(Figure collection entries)
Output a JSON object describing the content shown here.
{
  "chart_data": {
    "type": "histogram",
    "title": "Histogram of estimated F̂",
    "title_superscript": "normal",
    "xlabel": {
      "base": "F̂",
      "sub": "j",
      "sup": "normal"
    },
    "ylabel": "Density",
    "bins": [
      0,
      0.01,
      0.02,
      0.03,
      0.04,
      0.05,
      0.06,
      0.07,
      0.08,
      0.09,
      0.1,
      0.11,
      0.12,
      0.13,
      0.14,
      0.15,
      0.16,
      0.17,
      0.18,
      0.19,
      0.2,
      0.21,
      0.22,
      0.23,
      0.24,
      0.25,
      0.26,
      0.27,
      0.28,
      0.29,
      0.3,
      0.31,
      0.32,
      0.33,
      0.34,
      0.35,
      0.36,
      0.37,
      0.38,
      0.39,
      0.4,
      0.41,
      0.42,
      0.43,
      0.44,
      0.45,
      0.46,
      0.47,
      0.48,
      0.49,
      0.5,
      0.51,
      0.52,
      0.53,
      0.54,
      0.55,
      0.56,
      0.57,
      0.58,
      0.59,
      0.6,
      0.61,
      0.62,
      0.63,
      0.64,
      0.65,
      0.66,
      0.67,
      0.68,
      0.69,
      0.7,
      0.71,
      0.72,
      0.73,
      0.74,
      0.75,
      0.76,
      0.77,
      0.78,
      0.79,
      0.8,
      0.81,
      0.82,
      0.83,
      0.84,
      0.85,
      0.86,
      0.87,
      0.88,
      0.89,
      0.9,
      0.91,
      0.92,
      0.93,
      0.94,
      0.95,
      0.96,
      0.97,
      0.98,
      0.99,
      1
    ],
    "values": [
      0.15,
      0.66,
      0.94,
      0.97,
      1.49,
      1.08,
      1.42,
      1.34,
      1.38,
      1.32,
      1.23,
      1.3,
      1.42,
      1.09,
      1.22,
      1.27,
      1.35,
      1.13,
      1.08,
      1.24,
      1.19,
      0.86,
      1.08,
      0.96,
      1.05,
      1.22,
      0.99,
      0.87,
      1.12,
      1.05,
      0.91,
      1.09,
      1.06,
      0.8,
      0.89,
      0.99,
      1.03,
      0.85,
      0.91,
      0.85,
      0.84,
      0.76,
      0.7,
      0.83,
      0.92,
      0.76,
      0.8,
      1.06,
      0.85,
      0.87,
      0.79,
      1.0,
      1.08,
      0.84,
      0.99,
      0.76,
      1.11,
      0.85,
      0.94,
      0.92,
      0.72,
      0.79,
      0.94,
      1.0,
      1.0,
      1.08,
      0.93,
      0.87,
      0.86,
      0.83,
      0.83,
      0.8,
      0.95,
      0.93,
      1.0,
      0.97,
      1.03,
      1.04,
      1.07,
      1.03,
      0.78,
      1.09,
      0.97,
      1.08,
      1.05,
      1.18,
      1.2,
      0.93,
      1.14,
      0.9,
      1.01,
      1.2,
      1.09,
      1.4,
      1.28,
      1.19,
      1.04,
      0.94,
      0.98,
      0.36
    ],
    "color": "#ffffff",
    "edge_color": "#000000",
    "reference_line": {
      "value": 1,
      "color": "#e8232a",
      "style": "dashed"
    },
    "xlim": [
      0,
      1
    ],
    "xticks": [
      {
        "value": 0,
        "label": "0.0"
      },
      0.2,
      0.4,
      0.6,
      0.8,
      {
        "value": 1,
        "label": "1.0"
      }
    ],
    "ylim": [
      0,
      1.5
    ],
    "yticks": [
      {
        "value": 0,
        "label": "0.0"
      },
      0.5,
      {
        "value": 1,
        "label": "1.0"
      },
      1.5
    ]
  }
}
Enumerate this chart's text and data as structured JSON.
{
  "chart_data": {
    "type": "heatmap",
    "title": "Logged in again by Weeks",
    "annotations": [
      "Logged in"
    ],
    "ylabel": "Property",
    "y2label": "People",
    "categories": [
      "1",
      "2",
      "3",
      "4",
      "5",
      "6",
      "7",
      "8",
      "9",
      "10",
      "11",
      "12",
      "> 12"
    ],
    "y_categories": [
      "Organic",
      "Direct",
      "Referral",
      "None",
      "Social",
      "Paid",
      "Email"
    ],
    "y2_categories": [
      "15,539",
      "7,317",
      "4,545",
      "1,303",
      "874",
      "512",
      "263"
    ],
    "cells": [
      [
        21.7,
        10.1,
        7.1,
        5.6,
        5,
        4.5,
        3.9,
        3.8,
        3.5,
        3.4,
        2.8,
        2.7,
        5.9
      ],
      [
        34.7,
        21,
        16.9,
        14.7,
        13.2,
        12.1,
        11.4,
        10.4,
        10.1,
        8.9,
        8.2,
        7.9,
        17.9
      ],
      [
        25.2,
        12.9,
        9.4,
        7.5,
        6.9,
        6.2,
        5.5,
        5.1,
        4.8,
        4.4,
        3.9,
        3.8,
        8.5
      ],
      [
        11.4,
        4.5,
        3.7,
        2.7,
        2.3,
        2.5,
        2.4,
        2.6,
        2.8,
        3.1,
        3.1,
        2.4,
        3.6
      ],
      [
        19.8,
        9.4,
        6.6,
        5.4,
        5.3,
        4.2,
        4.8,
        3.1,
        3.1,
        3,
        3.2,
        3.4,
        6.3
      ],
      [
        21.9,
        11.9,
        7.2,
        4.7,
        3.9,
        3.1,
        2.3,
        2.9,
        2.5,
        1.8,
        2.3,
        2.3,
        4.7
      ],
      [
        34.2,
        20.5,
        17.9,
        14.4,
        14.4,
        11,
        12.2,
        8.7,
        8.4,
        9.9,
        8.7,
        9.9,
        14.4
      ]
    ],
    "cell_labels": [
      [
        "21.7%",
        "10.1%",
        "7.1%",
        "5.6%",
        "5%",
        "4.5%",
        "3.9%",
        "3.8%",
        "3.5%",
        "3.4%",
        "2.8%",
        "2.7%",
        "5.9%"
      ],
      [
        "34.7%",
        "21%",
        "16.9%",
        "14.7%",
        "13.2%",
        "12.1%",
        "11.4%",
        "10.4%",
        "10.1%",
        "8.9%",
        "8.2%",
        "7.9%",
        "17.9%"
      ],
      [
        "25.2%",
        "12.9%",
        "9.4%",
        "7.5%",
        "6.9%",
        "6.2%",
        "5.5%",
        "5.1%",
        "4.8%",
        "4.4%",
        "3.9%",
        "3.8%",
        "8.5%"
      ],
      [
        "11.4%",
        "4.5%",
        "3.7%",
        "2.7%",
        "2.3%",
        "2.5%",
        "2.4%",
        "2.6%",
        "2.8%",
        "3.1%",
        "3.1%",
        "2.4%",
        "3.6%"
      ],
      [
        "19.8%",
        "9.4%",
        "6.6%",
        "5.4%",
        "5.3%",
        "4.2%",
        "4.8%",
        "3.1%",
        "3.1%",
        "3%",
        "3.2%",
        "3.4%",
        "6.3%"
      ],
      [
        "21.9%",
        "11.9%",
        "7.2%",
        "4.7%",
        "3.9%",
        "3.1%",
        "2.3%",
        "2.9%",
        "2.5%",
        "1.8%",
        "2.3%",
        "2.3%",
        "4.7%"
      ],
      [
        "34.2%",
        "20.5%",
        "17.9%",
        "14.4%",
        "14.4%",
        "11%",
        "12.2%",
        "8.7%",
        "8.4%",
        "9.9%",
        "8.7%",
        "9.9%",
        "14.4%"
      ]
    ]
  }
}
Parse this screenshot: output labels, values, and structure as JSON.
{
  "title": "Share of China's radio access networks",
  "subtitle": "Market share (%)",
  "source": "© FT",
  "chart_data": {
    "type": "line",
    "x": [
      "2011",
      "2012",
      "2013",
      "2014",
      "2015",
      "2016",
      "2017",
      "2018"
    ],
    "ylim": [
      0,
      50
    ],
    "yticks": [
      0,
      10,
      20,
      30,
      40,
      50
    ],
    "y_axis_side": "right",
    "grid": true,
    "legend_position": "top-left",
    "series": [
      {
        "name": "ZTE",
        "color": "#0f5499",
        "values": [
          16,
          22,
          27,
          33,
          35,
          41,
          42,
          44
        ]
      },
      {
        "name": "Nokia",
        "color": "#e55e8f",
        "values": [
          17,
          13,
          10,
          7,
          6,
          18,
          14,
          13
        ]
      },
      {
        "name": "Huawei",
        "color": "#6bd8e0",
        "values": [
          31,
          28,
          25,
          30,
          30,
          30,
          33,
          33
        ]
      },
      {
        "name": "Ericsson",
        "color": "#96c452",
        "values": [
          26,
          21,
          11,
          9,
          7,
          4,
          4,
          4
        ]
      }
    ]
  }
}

* **Exercise directions**
List every line above that holds the word "type".

* **The answer**
    "type": "histogram",
    "type": "heatmap",
    "type": "line",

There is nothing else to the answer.